* Task instructions
Report how many lines include the word "Dijke", and nothing besides that number.

[Data entries]
──────
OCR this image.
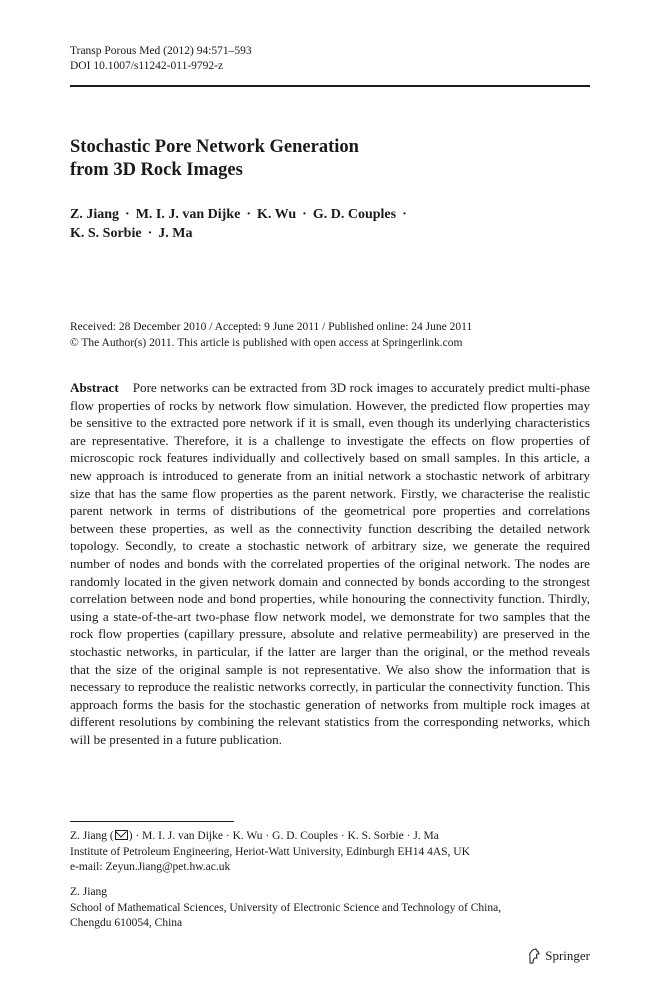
Transp Porous Med (2012) 94:571–593
DOI 10.1007/s11242-011-9792-z
Stochastic Pore Network Generation
from 3D Rock Images
Z. Jiang · M. I. J. van Dijke · K. Wu · G. D. Couples ·
K. S. Sorbie · J. Ma
Received: 28 December 2010 / Accepted: 9 June 2011 / Published online: 24 June 2011
© The Author(s) 2011. This article is published with open access at Springerlink.com
Abstract Pore networks can be extracted from 3D rock images to accurately predict multi-phase flow properties of rocks by network flow simulation. However, the predicted flow properties may be sensitive to the extracted pore network if it is small, even though its underlying characteristics are representative. Therefore, it is a challenge to investigate the effects on flow properties of microscopic rock features individually and collectively based on small samples. In this article, a new approach is introduced to generate from an initial network a stochastic network of arbitrary size that has the same flow properties as the parent network. Firstly, we characterise the realistic parent network in terms of distributions of the geometrical pore properties and correlations between these properties, as well as the connectivity function describing the detailed network topology. Secondly, to create a stochastic network of arbitrary size, we generate the required number of nodes and bonds with the correlated properties of the original network. The nodes are randomly located in the given network domain and connected by bonds according to the strongest correlation between node and bond properties, while honouring the connectivity function. Thirdly, using a state-of-the-art two-phase flow network model, we demonstrate for two samples that the rock flow properties (capillary pressure, absolute and relative permeability) are preserved in the stochastic networks, in particular, if the latter are larger than the original, or the method reveals that the size of the original sample is not representative. We also show the information that is necessary to reproduce the realistic networks correctly, in particular the connectivity function. This approach forms the basis for the stochastic generation of networks from multiple rock images at different resolutions by combining the relevant statistics from the corresponding networks, which will be presented in a future publication.
Z. Jiang ( ) · M. I. J. van Dijke · K. Wu · G. D. Couples · K. S. Sorbie · J. Ma
Institute of Petroleum Engineering, Heriot-Watt University, Edinburgh EH14 4AS, UK
e-mail: Zeyun.Jiang@pet.hw.ac.uk
Z. Jiang
School of Mathematical Sciences, University of Electronic Science and Technology of China,
Chengdu 610054, China
Springer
──────
* Response below
2